-- Start of RECORDS SHOWN --

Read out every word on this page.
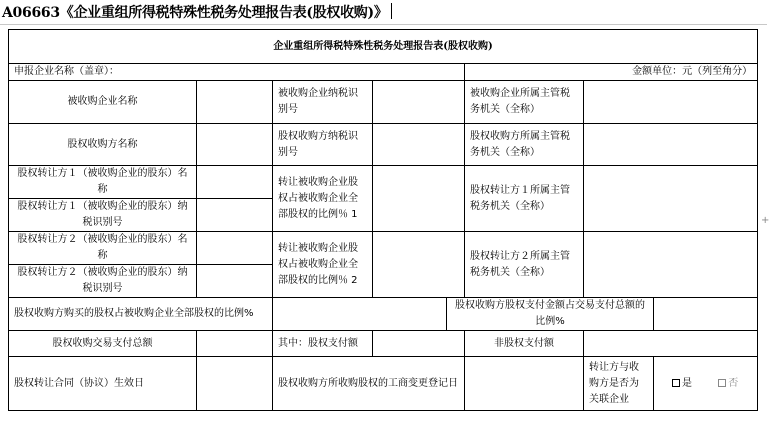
A06663《企业重组所得税特殊性税务处理报告表(股权收购)》
+
企业重组所得税特殊性税务处理报告表(股权收购)							
申报企业名称（盖章）：					金额单位：元（列至角分）		
被收购企业名称		被收购企业纳税识别号			被收购企业所属主管税务机关（全称）		
股权收购方名称		股权收购方纳税识别号			股权收购方所属主管税务机关（全称）		
股权转让方１（被收购企业的股东）名称		转让被收购企业股权占被收购企业全部股权的比例％ 1			股权转让方１所属主管税务机关（全称）		
股权转让方１（被收购企业的股东）纳税识别号							
股权转让方２（被收购企业的股东）名称		转让被收购企业股权占被收购企业全部股权的比例％ 2			股权转让方２所属主管税务机关（全称）		
股权转让方２（被收购企业的股东）纳税识别号							
股权收购方购买的股权占被收购企业全部股权的比例%				股权收购方股权支付金额占交易支付总额的比例%			
股权收购交易支付总额		其中：股权支付额			非股权支付额		
股权转让合同（协议）生效日		股权收购方所收购股权的工商变更登记日				转让方与收购方是否为关联企业	是 否
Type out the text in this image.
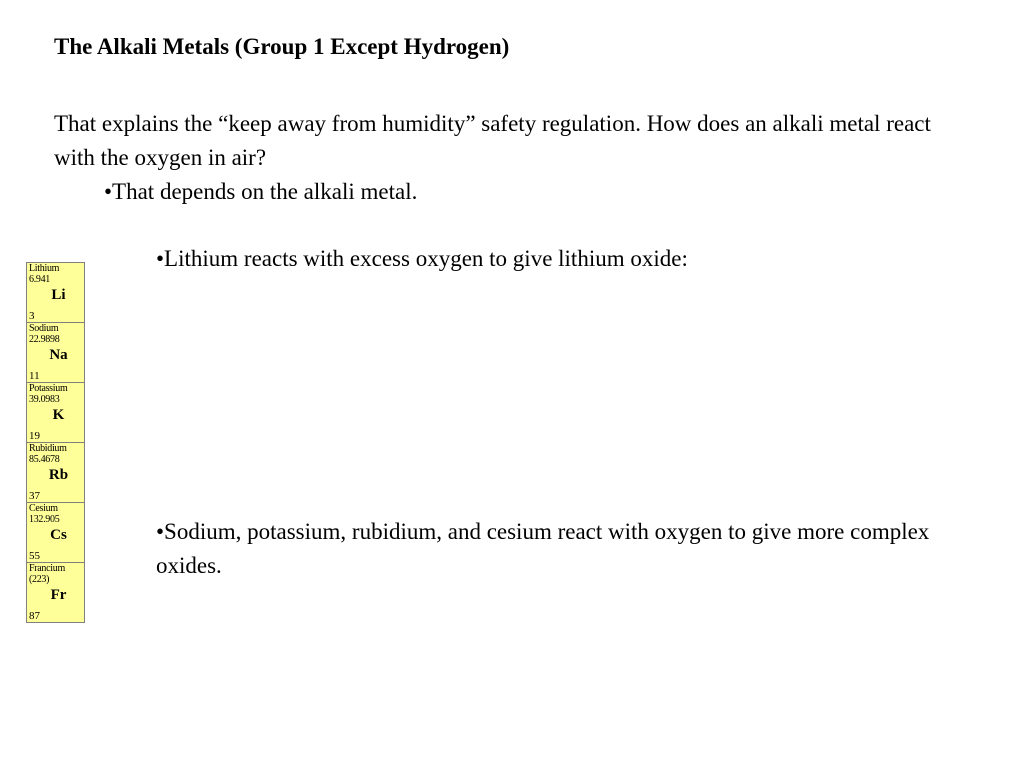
The Alkali Metals (Group 1 Except Hydrogen)
That explains the “keep away from humidity” safety regulation. How does an alkali metal react with the oxygen in air?
•That depends on the alkali metal.
•Lithium reacts with excess oxygen to give lithium oxide:
•Sodium, potassium, rubidium, and cesium react with oxygen to give more complex oxides.
Lithium
6.941
Li
3
Sodium
22.9898
Na
11
Potassium
39.0983
K
19
Rubidium
85.4678
Rb
37
Cesium
132.905
Cs
55
Francium
(223)
Fr
87
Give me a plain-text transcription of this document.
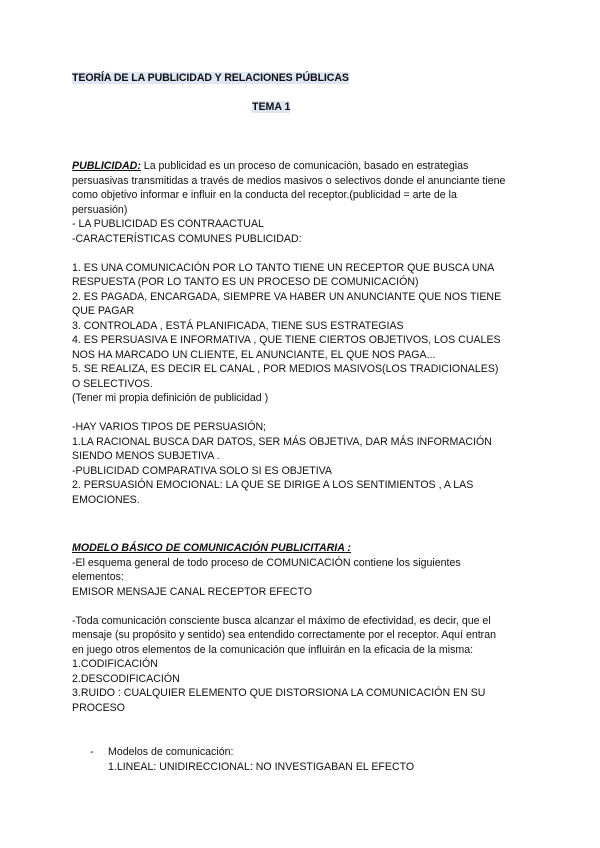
TEORÍA DE LA PUBLICIDAD Y RELACIONES PÚBLICAS
TEMA 1

PUBLICIDAD: La publicidad es un proceso de comunicación, basado en estrategias

persuasivas transmitidas a través de medios masivos o selectivos donde el anunciante tiene

como objetivo informar e influir en la conducta del receptor.(publicidad = arte de la

persuasión)

- LA PUBLICIDAD ES CONTRAACTUAL

-CARACTERÍSTICAS COMUNES PUBLICIDAD:

1. ES UNA COMUNICACIÓN POR LO TANTO TIENE UN RECEPTOR QUE BUSCA UNA

RESPUESTA (POR LO TANTO ES UN PROCESO DE COMUNICACIÓN)

2. ES PAGADA, ENCARGADA, SIEMPRE VA HABER UN ANUNCIANTE QUE NOS TIENE

QUE PAGAR

3. CONTROLADA , ESTÁ PLANIFICADA, TIENE SUS ESTRATEGIAS

4. ES PERSUASIVA E INFORMATIVA , QUE TIENE CIERTOS OBJETIVOS, LOS CUALES

NOS HA MARCADO UN CLIENTE, EL ANUNCIANTE, EL QUE NOS PAGA...

5. SE REALIZA, ES DECIR EL CANAL , POR MEDIOS MASIVOS(LOS TRADICIONALES)

O SELECTIVOS.

(Tener mi propia definición de publicidad )

-HAY VARIOS TIPOS DE PERSUASIÓN;

1.LA RACIONAL BUSCA DAR DATOS, SER MÁS OBJETIVA, DAR MÁS INFORMACIÓN

SIENDO MENOS SUBJETIVA .

-PUBLICIDAD COMPARATIVA SOLO SI ES OBJETIVA

2. PERSUASIÓN EMOCIONAL: LA QUE SE DIRIGE A LOS SENTIMIENTOS , A LAS

EMOCIONES.

MODELO BÁSICO DE COMUNICACIÓN PUBLICITARIA :

-El esquema general de todo proceso de COMUNICACIÓN contiene los siguientes

elementos:

EMISOR MENSAJE CANAL RECEPTOR EFECTO

-Toda comunicación consciente busca alcanzar el máximo de efectividad, es decir, que el

mensaje (su propósito y sentido) sea entendido correctamente por el receptor. Aquí entran

en juego otros elementos de la comunicación que influirán en la eficacia de la misma:

1.CODIFICACIÓN

2.DESCODIFICACIÓN

3.RUIDO : CUALQUIER ELEMENTO QUE DISTORSIONA LA COMUNICACIÓN EN SU

PROCESO

-	Modelos de comunicación:

1.LINEAL: UNIDIRECCIONAL: NO INVESTIGABAN EL EFECTO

-- End of RECORDS SHOWN --

THE TASK »
Count every line of the records that holds the string "with". Write only the total.

ANSWER TO THE TASK »
3